→ Task goal:
Show every line that has the string "JSON" in it.

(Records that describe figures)
▶

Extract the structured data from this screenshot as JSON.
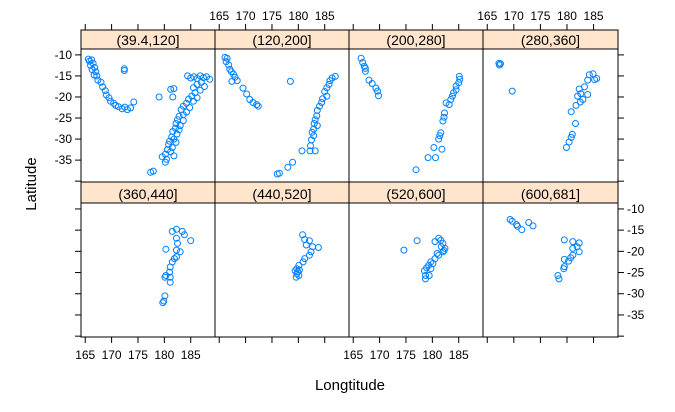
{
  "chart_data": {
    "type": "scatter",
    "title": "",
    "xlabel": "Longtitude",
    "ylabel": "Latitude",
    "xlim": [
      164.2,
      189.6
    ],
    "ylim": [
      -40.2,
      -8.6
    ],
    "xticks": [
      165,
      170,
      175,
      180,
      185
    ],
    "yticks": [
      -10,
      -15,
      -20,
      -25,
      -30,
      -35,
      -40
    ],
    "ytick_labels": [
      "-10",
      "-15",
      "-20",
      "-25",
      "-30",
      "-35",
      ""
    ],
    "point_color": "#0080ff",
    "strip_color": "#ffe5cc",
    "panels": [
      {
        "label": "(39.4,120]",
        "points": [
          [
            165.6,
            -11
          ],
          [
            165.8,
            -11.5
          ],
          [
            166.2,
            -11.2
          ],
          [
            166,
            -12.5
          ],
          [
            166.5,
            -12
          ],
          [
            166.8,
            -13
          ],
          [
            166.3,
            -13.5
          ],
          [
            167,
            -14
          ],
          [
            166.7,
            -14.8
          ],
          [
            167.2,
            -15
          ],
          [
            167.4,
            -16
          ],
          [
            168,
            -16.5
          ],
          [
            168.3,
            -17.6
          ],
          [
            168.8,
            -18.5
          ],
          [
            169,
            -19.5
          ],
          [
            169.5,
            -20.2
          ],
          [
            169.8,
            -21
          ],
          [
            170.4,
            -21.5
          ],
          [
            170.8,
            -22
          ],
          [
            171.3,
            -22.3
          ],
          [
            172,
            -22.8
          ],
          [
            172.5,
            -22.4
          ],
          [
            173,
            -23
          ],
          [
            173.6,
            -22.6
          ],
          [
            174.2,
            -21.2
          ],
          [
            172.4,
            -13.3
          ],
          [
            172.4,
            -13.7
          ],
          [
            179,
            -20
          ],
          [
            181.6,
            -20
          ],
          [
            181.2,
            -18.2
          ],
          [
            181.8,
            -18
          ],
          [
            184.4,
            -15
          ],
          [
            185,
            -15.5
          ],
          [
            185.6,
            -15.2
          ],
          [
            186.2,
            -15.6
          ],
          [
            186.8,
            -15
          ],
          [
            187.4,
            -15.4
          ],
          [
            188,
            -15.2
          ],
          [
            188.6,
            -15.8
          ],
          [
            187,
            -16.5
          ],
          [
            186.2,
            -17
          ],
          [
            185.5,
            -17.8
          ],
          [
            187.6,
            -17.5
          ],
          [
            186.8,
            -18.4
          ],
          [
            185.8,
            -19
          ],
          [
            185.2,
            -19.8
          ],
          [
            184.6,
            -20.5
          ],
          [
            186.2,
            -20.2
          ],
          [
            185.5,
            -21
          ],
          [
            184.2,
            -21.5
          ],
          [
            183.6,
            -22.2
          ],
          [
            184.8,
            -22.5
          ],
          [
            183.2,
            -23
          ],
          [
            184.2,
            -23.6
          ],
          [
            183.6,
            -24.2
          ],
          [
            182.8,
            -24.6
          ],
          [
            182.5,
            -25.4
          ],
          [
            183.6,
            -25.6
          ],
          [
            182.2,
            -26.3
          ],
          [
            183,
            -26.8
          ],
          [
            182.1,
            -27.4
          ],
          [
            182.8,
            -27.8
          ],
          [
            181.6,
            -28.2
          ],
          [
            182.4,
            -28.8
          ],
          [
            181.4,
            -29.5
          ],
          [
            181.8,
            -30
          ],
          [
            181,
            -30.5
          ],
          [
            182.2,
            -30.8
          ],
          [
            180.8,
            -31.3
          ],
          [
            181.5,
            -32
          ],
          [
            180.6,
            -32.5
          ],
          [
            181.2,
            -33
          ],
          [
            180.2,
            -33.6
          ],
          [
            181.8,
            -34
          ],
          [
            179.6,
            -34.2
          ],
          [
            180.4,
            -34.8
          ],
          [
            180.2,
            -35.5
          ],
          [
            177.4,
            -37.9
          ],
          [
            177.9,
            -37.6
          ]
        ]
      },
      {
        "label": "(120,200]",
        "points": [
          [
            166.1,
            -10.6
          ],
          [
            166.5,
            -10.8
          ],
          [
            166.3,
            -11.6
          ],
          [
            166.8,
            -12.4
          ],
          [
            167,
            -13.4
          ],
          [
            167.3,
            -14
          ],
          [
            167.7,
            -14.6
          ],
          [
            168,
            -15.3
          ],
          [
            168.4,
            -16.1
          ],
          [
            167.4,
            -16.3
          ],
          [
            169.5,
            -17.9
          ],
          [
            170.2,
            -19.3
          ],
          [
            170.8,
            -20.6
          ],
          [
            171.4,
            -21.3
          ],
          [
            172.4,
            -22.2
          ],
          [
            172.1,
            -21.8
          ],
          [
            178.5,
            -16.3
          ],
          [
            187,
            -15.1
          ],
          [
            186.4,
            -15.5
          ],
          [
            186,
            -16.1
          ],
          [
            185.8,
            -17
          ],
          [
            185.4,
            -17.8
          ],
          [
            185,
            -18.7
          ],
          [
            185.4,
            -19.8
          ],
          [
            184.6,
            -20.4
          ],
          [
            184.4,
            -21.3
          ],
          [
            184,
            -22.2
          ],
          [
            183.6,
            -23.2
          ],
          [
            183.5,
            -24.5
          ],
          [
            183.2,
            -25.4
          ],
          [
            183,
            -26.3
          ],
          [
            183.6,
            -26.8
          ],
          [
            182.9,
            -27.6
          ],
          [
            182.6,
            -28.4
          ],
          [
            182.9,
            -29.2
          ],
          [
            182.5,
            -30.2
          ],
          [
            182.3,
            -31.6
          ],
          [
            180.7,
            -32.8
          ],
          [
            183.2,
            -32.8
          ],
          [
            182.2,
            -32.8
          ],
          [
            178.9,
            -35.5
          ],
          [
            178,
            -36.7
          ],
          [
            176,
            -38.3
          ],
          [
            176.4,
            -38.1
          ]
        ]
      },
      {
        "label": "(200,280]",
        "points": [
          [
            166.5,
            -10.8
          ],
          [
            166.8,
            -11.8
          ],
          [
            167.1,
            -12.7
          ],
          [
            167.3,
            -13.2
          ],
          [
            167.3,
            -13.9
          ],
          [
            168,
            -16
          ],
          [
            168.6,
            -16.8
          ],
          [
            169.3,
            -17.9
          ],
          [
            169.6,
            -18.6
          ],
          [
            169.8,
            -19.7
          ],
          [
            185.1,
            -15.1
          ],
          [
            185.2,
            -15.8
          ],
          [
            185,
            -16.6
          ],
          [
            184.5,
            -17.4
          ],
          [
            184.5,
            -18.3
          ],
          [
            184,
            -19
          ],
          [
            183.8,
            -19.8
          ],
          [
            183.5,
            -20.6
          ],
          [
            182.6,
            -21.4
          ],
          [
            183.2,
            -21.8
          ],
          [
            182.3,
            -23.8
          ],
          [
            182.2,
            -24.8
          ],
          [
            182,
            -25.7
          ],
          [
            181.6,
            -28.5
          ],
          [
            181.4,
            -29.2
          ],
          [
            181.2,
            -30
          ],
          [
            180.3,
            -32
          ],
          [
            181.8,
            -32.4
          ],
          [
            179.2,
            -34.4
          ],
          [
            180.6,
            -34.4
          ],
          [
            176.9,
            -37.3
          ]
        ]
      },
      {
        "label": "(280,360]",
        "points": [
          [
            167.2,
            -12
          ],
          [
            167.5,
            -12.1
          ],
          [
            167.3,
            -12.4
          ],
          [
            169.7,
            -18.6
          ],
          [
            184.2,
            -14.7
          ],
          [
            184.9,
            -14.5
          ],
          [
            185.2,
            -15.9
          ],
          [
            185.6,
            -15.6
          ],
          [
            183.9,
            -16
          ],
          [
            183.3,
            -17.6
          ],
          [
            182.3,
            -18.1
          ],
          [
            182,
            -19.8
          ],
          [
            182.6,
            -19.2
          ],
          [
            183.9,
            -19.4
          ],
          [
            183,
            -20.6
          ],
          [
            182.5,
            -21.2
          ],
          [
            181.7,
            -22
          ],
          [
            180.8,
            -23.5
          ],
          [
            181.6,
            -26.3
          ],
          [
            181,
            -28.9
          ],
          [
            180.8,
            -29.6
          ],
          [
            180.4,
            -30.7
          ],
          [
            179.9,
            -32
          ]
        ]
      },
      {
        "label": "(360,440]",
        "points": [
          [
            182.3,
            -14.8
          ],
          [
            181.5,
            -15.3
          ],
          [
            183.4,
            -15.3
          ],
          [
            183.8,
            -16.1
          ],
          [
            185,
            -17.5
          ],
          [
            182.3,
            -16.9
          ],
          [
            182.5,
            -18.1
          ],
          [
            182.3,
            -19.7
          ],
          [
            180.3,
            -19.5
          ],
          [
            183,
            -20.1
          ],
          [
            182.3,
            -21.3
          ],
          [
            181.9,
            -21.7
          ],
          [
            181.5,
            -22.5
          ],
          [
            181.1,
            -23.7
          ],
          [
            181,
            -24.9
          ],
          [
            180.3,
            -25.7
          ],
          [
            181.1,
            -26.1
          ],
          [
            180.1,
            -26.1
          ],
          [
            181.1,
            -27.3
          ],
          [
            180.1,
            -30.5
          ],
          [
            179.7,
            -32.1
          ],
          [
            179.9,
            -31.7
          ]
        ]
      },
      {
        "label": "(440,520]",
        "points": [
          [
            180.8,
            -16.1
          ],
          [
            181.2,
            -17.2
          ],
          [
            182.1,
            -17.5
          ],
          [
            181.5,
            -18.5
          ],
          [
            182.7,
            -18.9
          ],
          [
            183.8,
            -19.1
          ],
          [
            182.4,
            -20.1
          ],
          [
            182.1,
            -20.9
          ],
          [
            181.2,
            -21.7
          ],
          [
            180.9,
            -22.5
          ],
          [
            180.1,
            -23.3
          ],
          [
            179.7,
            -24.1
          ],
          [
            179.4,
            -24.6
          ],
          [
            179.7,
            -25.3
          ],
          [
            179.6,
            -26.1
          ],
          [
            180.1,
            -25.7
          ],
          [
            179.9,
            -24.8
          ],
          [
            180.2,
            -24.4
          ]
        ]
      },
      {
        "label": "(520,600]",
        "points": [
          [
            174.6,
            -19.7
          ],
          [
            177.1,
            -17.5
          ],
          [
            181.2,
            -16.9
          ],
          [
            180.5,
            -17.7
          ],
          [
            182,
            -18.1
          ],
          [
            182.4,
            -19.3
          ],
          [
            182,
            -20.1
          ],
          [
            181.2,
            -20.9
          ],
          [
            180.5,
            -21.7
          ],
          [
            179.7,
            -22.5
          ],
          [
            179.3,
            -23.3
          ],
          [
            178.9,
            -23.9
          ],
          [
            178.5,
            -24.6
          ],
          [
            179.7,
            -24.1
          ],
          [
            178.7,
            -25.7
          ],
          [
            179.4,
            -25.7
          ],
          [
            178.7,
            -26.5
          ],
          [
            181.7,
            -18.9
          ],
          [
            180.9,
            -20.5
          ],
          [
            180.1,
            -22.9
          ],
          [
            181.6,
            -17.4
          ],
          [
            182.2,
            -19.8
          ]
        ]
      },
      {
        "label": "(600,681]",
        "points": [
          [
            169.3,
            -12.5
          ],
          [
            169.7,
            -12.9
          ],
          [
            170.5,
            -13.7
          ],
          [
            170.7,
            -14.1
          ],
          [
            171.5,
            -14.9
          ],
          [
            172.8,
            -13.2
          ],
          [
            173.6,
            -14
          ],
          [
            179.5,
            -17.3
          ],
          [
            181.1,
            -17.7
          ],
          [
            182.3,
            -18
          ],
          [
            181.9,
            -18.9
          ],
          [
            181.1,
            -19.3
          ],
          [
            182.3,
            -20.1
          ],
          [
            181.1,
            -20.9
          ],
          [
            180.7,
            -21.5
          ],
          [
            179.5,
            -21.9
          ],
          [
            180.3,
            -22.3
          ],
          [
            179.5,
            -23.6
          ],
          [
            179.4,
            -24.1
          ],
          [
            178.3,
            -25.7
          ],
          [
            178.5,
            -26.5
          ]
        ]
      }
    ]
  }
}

◀
▶

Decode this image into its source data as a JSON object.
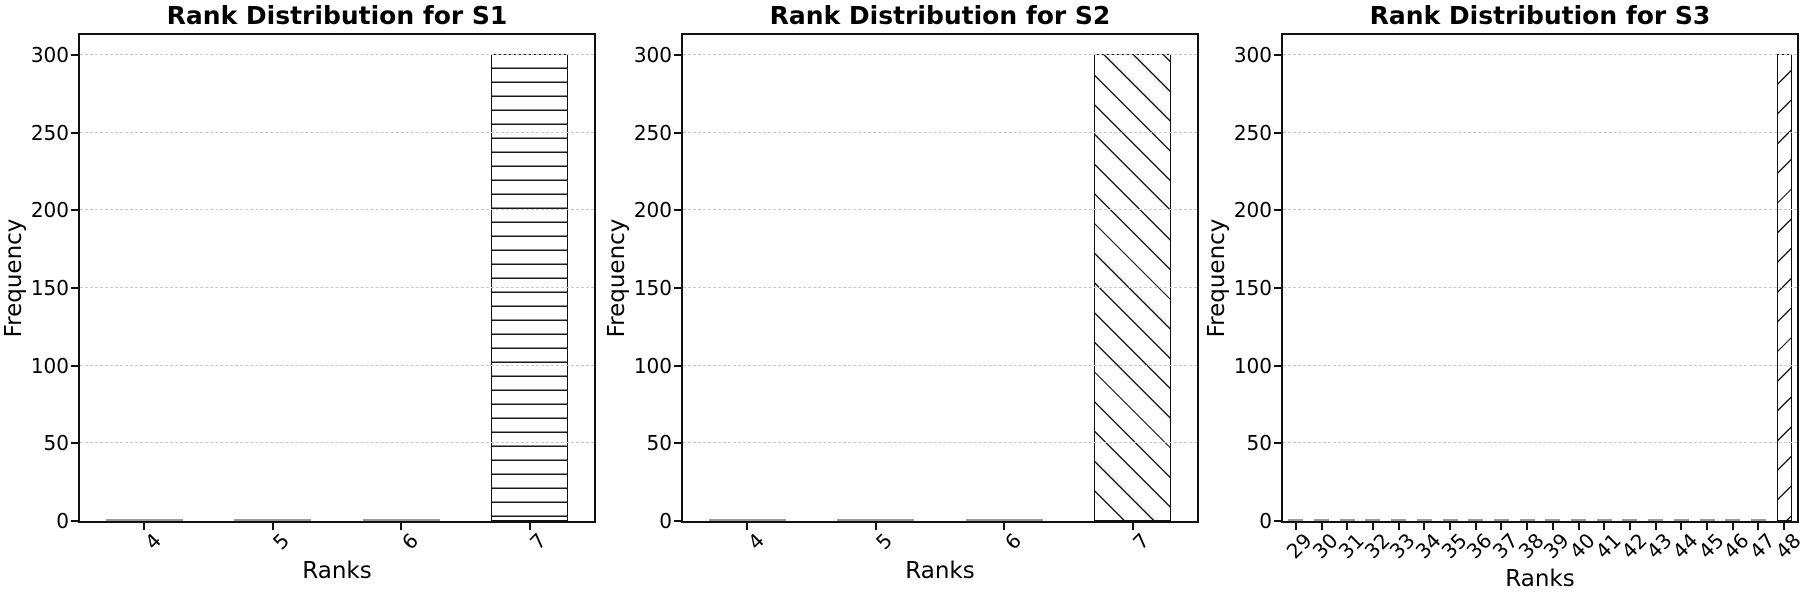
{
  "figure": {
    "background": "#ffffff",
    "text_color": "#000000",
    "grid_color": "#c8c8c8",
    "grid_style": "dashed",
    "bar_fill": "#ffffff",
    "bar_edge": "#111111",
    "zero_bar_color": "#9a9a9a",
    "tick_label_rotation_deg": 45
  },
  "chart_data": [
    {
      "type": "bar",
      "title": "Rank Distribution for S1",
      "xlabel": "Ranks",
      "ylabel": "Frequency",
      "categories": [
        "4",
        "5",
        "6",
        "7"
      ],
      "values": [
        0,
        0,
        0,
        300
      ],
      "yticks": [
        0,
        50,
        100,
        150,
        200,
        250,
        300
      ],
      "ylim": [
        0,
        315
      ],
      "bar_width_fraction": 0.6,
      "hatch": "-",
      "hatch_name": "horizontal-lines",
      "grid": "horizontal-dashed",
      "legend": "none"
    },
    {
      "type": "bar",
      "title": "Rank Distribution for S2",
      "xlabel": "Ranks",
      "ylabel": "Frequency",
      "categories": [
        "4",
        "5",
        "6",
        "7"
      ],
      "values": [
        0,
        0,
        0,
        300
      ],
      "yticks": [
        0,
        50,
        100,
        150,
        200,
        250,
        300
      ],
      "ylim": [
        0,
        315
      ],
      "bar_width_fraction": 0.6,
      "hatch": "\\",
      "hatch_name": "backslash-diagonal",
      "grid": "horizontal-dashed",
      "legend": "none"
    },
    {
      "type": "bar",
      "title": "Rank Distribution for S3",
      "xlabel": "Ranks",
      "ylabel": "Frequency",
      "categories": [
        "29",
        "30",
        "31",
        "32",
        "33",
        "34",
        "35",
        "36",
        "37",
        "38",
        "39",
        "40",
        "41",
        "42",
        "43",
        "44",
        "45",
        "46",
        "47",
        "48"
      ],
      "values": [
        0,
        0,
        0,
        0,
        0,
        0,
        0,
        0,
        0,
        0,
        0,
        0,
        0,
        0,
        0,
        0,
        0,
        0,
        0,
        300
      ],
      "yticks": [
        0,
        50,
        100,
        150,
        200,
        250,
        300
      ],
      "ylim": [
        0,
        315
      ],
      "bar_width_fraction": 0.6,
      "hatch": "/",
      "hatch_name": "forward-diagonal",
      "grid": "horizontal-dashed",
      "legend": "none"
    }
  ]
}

◀

→ Worked answer:
Extract the structured data from this screenshot as JSON.
Decode this image into its source data as a JSON object.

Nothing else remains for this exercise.